(WHAT NEEDS TO BE DONE) Among the lines of these entries, how many hold the word "placeholder"? State only the number.

(AVAILABLE DATA)
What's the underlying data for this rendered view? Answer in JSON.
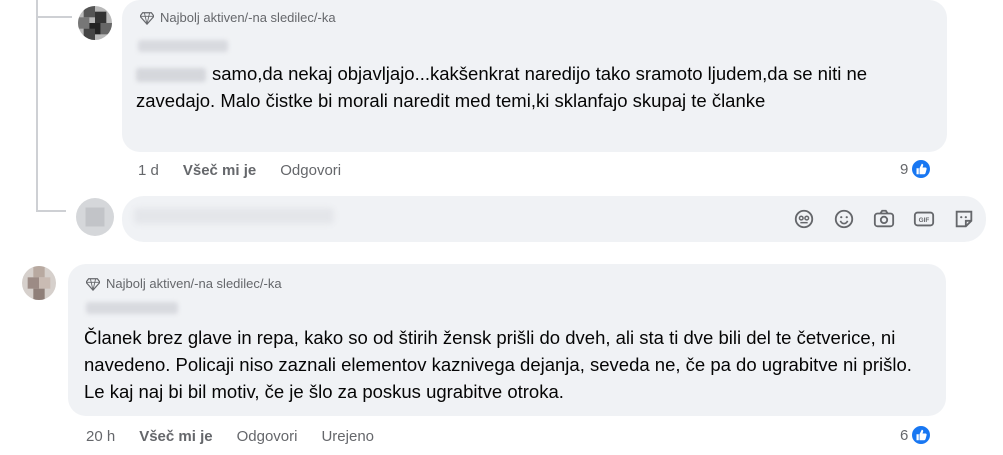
{
  "comments": [
    {
      "badge": "Najbolj aktiven/-na sledilec/-ka",
      "text": "samo,da nekaj objavljajo...kakšenkrat naredijo tako sramoto ljudem,da se niti ne zavedajo. Malo čistke bi morali naredit med temi,ki sklanfajo skupaj te članke",
      "age": "1 d",
      "like_label": "Všeč mi je",
      "reply_label": "Odgovori",
      "reaction_count": "9"
    },
    {
      "badge": "Najbolj aktiven/-na sledilec/-ka",
      "text": "Članek brez glave in repa, kako so od štirih žensk prišli do dveh, ali sta ti dve bili del te četverice, ni navedeno. Policaji niso zaznali elementov kaznivega dejanja, seveda ne, če pa do ugrabitve ni prišlo. Le kaj naj bi bil motiv, če je šlo za poskus ugrabitve otroka.",
      "age": "20 h",
      "like_label": "Všeč mi je",
      "reply_label": "Odgovori",
      "edited_label": "Urejeno",
      "reaction_count": "6"
    }
  ],
  "composer": {
    "icons": [
      "avatar-sticker-icon",
      "emoji-icon",
      "camera-icon",
      "gif-icon",
      "sticker-icon"
    ]
  },
  "colors": {
    "bubble": "#f0f2f5",
    "like_blue": "#1877f2",
    "meta_gray": "#65676b"
  }
}
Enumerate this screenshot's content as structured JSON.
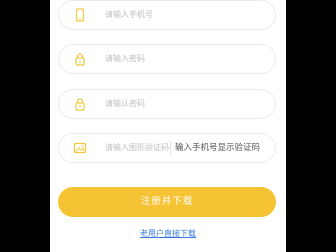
{
  "form": {
    "phone": {
      "placeholder": "请输入手机号",
      "icon": "phone-icon"
    },
    "password": {
      "placeholder": "请输入密码",
      "icon": "lock-icon"
    },
    "confirm_password": {
      "placeholder": "请输认密码",
      "icon": "lock-icon"
    },
    "captcha": {
      "placeholder": "请输入图形验证码",
      "icon": "image-icon",
      "button_label": "输入手机号显示验证码"
    }
  },
  "actions": {
    "submit_label": "注册并下载",
    "direct_download_label": "老用户直接下载"
  },
  "colors": {
    "accent": "#f6c334",
    "icon": "#f3c640",
    "link": "#3a7be0",
    "background": "#000000"
  }
}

(RESULT OF THE TASK) 4